▶ _Exercise instructions_
Your task is to copy every record exactly.

____

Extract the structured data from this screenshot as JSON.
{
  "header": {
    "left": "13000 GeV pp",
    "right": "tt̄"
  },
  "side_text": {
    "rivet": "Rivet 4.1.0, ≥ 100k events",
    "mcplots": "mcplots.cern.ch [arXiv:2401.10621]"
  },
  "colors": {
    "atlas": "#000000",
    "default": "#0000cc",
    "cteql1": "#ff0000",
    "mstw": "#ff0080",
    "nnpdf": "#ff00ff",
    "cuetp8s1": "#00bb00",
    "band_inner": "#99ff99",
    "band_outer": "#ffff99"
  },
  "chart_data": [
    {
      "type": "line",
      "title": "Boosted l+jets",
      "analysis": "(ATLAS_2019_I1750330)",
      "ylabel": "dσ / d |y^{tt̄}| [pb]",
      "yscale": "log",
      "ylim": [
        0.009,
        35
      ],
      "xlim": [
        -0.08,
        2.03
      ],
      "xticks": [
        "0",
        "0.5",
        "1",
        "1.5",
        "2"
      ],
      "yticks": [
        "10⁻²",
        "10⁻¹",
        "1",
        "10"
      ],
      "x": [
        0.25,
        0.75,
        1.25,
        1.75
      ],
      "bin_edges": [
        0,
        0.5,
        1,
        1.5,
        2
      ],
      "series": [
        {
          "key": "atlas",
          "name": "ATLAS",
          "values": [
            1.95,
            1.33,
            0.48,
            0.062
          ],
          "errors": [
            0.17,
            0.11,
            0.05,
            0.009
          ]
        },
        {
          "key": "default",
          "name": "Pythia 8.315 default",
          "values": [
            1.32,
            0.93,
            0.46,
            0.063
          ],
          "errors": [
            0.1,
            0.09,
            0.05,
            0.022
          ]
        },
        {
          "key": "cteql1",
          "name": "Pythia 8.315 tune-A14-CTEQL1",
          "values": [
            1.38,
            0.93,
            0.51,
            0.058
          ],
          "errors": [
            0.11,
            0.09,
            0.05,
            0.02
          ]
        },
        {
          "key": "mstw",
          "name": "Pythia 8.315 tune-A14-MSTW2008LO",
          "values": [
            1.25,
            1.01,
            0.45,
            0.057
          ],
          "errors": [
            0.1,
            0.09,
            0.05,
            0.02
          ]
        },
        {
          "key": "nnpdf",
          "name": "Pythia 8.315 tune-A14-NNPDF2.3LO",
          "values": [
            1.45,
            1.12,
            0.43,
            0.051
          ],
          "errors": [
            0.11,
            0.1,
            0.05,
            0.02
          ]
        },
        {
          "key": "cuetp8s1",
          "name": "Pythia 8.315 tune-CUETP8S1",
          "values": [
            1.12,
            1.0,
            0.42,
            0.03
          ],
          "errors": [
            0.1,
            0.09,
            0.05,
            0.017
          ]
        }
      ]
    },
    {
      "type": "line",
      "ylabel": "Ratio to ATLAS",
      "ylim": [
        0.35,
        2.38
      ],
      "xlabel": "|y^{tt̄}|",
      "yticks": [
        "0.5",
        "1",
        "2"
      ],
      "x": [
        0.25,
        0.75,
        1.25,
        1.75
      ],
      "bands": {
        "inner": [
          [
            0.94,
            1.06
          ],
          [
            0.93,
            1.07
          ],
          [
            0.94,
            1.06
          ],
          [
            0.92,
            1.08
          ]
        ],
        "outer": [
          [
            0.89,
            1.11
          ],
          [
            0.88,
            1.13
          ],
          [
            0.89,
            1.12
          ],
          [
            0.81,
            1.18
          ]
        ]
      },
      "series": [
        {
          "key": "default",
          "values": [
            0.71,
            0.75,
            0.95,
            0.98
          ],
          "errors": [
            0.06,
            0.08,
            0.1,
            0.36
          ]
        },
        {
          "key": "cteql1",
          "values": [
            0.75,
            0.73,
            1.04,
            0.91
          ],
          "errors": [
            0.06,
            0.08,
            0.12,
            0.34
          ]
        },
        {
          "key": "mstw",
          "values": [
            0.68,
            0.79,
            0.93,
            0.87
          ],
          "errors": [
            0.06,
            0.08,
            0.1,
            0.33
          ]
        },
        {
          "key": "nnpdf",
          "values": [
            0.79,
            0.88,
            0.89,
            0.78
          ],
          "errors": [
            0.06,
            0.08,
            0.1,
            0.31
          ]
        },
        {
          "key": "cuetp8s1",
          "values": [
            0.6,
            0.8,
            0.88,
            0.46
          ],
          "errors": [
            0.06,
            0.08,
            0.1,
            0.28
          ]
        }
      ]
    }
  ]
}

____

▶ _Solved problem_
Extract the structured data from this screenshot as JSON.
{
  "header": {
    "left": "13000 GeV pp",
    "right": "tt̄"
  },
  "side_text": {
    "rivet": "Rivet 4.1.0, ≥ 100k events",
    "mcplots": "mcplots.cern.ch [arXiv:2401.10621]"
  },
  "colors": {
    "atlas": "#000000",
    "default": "#0000cc",
    "cteql1": "#ff0000",
    "mstw": "#ff0080",
    "nnpdf": "#ff00ff",
    "cuetp8s1": "#00bb00",
    "band_inner": "#99ff99",
    "band_outer": "#ffff99"
  },
  "chart_data": [
    {
      "type": "line",
      "title": "Boosted l+jets",
      "analysis": "(ATLAS_2019_I1750330)",
      "ylabel": "dσ / d |y^{tt̄}| [pb]",
      "yscale": "log",
      "ylim": [
        0.009,
        35
      ],
      "xlim": [
        -0.08,
        2.03
      ],
      "xticks": [
        "0",
        "0.5",
        "1",
        "1.5",
        "2"
      ],
      "yticks": [
        "10⁻²",
        "10⁻¹",
        "1",
        "10"
      ],
      "x": [
        0.25,
        0.75,
        1.25,
        1.75
      ],
      "bin_edges": [
        0,
        0.5,
        1,
        1.5,
        2
      ],
      "series": [
        {
          "key": "atlas",
          "name": "ATLAS",
          "values": [
            1.95,
            1.33,
            0.48,
            0.062
          ],
          "errors": [
            0.17,
            0.11,
            0.05,
            0.009
          ]
        },
        {
          "key": "default",
          "name": "Pythia 8.315 default",
          "values": [
            1.32,
            0.93,
            0.46,
            0.063
          ],
          "errors": [
            0.1,
            0.09,
            0.05,
            0.022
          ]
        },
        {
          "key": "cteql1",
          "name": "Pythia 8.315 tune-A14-CTEQL1",
          "values": [
            1.38,
            0.93,
            0.51,
            0.058
          ],
          "errors": [
            0.11,
            0.09,
            0.05,
            0.02
          ]
        },
        {
          "key": "mstw",
          "name": "Pythia 8.315 tune-A14-MSTW2008LO",
          "values": [
            1.25,
            1.01,
            0.45,
            0.057
          ],
          "errors": [
            0.1,
            0.09,
            0.05,
            0.02
          ]
        },
        {
          "key": "nnpdf",
          "name": "Pythia 8.315 tune-A14-NNPDF2.3LO",
          "values": [
            1.45,
            1.12,
            0.43,
            0.051
          ],
          "errors": [
            0.11,
            0.1,
            0.05,
            0.02
          ]
        },
        {
          "key": "cuetp8s1",
          "name": "Pythia 8.315 tune-CUETP8S1",
          "values": [
            1.12,
            1.0,
            0.42,
            0.03
          ],
          "errors": [
            0.1,
            0.09,
            0.05,
            0.017
          ]
        }
      ]
    },
    {
      "type": "line",
      "ylabel": "Ratio to ATLAS",
      "ylim": [
        0.35,
        2.38
      ],
      "xlabel": "|y^{tt̄}|",
      "yticks": [
        "0.5",
        "1",
        "2"
      ],
      "x": [
        0.25,
        0.75,
        1.25,
        1.75
      ],
      "bands": {
        "inner": [
          [
            0.94,
            1.06
          ],
          [
            0.93,
            1.07
          ],
          [
            0.94,
            1.06
          ],
          [
            0.92,
            1.08
          ]
        ],
        "outer": [
          [
            0.89,
            1.11
          ],
          [
            0.88,
            1.13
          ],
          [
            0.89,
            1.12
          ],
          [
            0.81,
            1.18
          ]
        ]
      },
      "series": [
        {
          "key": "default",
          "values": [
            0.71,
            0.75,
            0.95,
            0.98
          ],
          "errors": [
            0.06,
            0.08,
            0.1,
            0.36
          ]
        },
        {
          "key": "cteql1",
          "values": [
            0.75,
            0.73,
            1.04,
            0.91
          ],
          "errors": [
            0.06,
            0.08,
            0.12,
            0.34
          ]
        },
        {
          "key": "mstw",
          "values": [
            0.68,
            0.79,
            0.93,
            0.87
          ],
          "errors": [
            0.06,
            0.08,
            0.1,
            0.33
          ]
        },
        {
          "key": "nnpdf",
          "values": [
            0.79,
            0.88,
            0.89,
            0.78
          ],
          "errors": [
            0.06,
            0.08,
            0.1,
            0.31
          ]
        },
        {
          "key": "cuetp8s1",
          "values": [
            0.6,
            0.8,
            0.88,
            0.46
          ],
          "errors": [
            0.06,
            0.08,
            0.1,
            0.28
          ]
        }
      ]
    }
  ]
}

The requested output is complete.